# The problem
Find the string "glyph" in the data, then copy every line where it is found.

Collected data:
^^^^
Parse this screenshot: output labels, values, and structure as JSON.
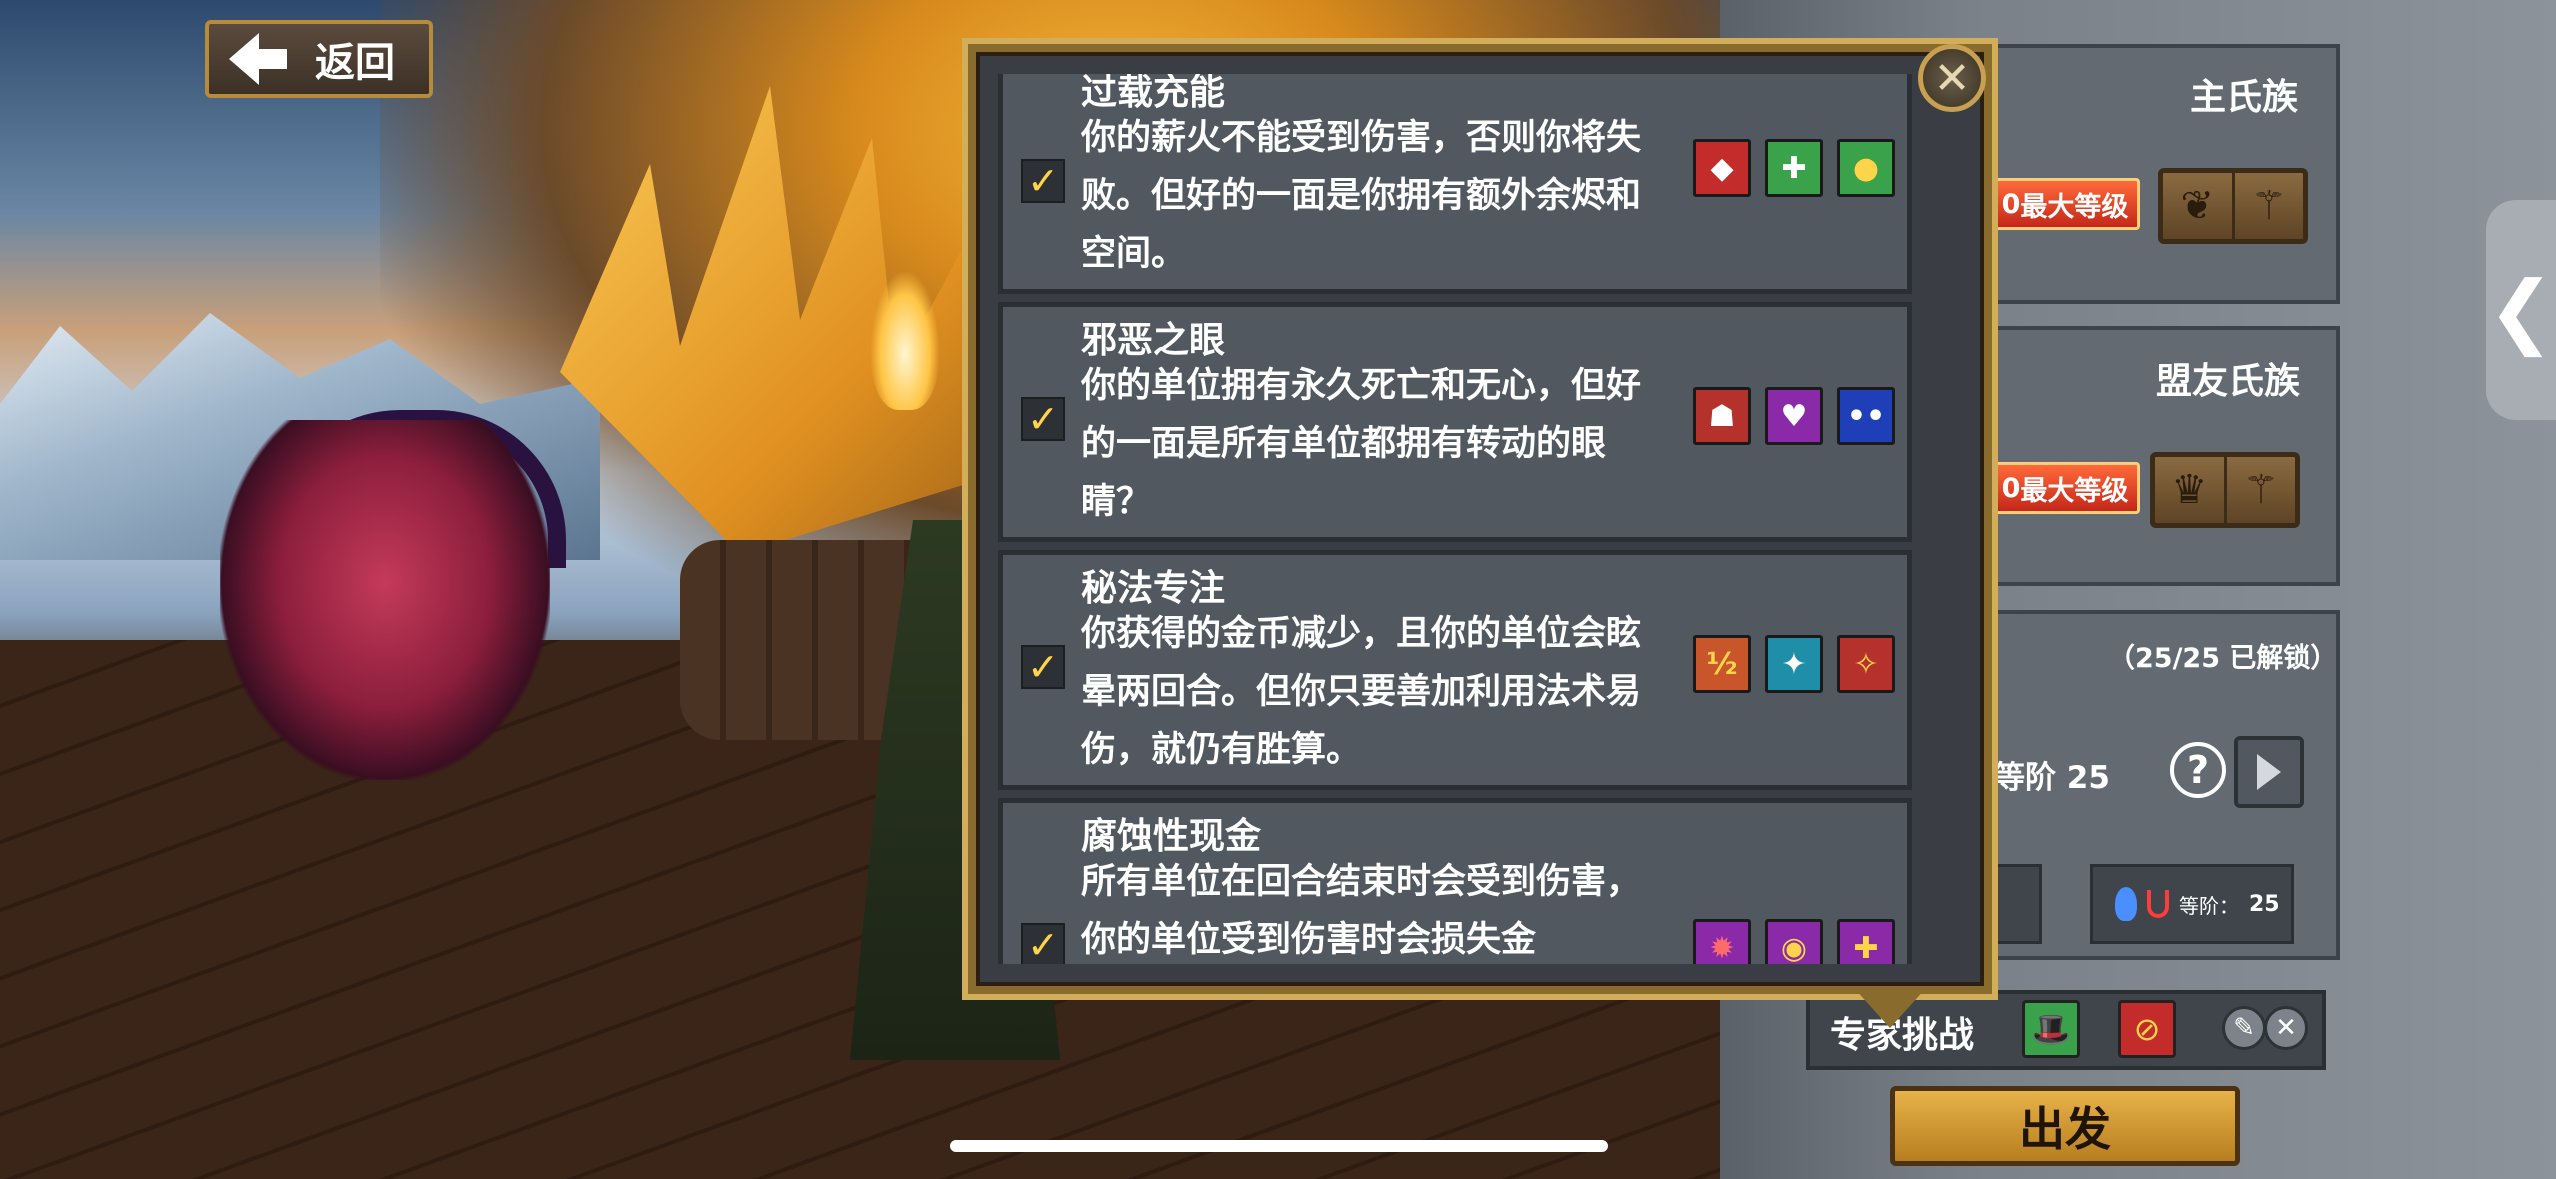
{
  "back_button": {
    "label": "返回"
  },
  "modal": {
    "options": [
      {
        "name": "过载充能",
        "desc": "你的薪火不能受到伤害，否则你将失败。但好的一面是你拥有额外余烬和空间。",
        "checked": "✓",
        "icons": [
          {
            "name": "shield-ember-icon",
            "color": "#c42b2b",
            "glyph": "◆"
          },
          {
            "name": "health-cross-icon",
            "color": "#3aa24a",
            "glyph": "✚"
          },
          {
            "name": "orbs-icon",
            "color": "#3aa24a",
            "glyph": "●"
          }
        ]
      },
      {
        "name": "邪恶之眼",
        "desc": "你的单位拥有永久死亡和无心，但好的一面是所有单位都拥有转动的眼睛？",
        "checked": "✓",
        "icons": [
          {
            "name": "tombstone-icon",
            "color": "#b5312c",
            "glyph": "☗"
          },
          {
            "name": "heartless-icon",
            "color": "#8a2aa8",
            "glyph": "♥"
          },
          {
            "name": "googly-eyes-icon",
            "color": "#1f3fb8",
            "glyph": "••"
          }
        ]
      },
      {
        "name": "秘法专注",
        "desc": "你获得的金币减少，且你的单位会眩晕两回合。但你只要善加利用法术易伤，就仍有胜算。",
        "checked": "✓",
        "icons": [
          {
            "name": "half-gold-icon",
            "color": "#c9562a",
            "glyph": "½"
          },
          {
            "name": "stun-icon",
            "color": "#1f8fa8",
            "glyph": "✦"
          },
          {
            "name": "spell-weakness-icon",
            "color": "#b5312c",
            "glyph": "✧"
          }
        ]
      },
      {
        "name": "腐蚀性现金",
        "desc": "所有单位在回合结束时会受到伤害，你的单位受到伤害时会损失金",
        "checked": "✓",
        "icons": [
          {
            "name": "damage-icon",
            "color": "#8a2aa8",
            "glyph": "✹"
          },
          {
            "name": "coin-loss-icon",
            "color": "#8a2aa8",
            "glyph": "◉"
          },
          {
            "name": "sword-icon",
            "color": "#8a2aa8",
            "glyph": "✚"
          }
        ]
      }
    ]
  },
  "right_panel": {
    "main_clan": {
      "title": "主氏族",
      "rank": "最大等级",
      "rank_prefix": "0"
    },
    "ally_clan": {
      "title": "盟友氏族",
      "rank": "最大等级",
      "rank_prefix": "0"
    },
    "covenant": {
      "unlocked": "（25/25 已解锁）",
      "tier": "等阶 25"
    },
    "stat": {
      "label": "等阶：",
      "value": "25"
    },
    "expert_challenge": {
      "label": "专家挑战"
    },
    "go_button": {
      "label": "出发"
    },
    "help": "?",
    "side_tab": "❮"
  },
  "colors": {
    "gold_border": "#8a6b2e",
    "check": "#ffd44a",
    "go": "#e7b24a"
  }
}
^^^^
# Completed exercise
            "glyph": "◆"
            "glyph": "✚"
            "glyph": "●"
            "glyph": "☗"
            "glyph": "♥"
            "glyph": "••"
            "glyph": "½"
            "glyph": "✦"
            "glyph": "✧"
            "glyph": "✹"
            "glyph": "◉"
            "glyph": "✚"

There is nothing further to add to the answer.